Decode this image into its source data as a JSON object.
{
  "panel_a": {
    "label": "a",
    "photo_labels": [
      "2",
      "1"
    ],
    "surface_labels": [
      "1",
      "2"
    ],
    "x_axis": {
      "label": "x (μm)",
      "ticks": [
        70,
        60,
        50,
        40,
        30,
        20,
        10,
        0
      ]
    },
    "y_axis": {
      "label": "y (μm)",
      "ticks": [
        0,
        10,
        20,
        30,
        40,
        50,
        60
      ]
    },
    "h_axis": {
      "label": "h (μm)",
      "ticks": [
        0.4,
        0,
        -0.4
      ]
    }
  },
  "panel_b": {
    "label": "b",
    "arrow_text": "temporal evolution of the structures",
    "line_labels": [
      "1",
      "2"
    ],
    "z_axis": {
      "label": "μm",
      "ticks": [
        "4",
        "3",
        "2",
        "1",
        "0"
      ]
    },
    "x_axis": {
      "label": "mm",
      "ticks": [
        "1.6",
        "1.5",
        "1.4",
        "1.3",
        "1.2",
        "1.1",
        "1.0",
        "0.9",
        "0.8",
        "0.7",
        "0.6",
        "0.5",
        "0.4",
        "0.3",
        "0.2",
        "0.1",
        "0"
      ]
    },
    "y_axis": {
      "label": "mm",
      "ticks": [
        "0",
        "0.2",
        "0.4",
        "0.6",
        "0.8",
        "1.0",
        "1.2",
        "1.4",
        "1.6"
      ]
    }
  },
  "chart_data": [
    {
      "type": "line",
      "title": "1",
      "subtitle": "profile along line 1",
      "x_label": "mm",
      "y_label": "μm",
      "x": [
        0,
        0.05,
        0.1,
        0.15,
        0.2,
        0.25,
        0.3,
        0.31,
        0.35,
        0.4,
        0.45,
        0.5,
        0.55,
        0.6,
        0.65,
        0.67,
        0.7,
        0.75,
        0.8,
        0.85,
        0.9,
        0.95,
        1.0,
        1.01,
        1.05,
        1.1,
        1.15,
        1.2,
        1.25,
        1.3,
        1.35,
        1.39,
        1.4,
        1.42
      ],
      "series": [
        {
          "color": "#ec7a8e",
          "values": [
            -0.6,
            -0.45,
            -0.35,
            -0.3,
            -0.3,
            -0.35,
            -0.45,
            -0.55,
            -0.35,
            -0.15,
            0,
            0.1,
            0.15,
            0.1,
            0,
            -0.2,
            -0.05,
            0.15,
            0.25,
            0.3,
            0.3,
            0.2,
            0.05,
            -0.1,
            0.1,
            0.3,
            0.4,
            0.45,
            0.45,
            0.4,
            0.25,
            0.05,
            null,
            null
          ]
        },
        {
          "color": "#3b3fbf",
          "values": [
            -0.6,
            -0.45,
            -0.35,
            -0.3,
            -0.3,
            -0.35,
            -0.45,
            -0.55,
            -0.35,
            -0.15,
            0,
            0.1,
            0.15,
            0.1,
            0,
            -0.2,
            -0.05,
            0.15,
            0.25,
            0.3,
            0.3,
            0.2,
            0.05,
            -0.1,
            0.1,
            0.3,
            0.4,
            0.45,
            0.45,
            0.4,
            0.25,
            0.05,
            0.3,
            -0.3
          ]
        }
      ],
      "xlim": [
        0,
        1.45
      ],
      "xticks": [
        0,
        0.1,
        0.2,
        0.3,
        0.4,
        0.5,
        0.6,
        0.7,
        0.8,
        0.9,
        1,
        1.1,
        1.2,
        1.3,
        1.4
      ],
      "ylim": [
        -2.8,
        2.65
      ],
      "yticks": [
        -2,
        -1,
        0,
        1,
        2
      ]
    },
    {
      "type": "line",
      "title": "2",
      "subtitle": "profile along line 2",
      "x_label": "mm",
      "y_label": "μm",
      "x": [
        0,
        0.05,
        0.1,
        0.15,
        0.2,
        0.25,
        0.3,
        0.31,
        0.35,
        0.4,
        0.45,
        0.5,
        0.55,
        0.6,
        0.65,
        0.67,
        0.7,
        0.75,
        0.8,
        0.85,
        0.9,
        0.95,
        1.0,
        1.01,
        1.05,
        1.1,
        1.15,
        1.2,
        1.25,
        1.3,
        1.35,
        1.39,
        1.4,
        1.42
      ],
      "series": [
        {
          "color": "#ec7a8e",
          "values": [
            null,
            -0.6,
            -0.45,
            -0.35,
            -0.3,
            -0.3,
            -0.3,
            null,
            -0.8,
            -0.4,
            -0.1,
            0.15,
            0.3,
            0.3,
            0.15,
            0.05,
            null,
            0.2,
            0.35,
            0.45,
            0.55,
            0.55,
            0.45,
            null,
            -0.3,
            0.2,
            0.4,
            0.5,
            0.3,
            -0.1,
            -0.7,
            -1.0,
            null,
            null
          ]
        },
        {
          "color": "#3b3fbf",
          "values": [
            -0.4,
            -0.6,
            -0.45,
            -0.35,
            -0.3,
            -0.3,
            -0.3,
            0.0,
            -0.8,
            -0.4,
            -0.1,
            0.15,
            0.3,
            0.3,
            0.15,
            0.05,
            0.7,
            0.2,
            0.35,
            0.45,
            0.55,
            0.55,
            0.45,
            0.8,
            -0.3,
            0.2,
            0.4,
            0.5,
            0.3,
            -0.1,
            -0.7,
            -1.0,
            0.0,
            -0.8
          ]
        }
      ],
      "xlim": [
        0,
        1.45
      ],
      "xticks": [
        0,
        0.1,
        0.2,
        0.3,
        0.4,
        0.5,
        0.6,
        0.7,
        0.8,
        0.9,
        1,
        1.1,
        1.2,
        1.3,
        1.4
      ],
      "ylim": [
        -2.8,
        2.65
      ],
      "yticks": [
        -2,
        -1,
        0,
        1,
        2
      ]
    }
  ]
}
=-=-=
Show the lines from the data above that contain the string "along".

# Result:
      "subtitle": "profile along line 1",
      "subtitle": "profile along line 2",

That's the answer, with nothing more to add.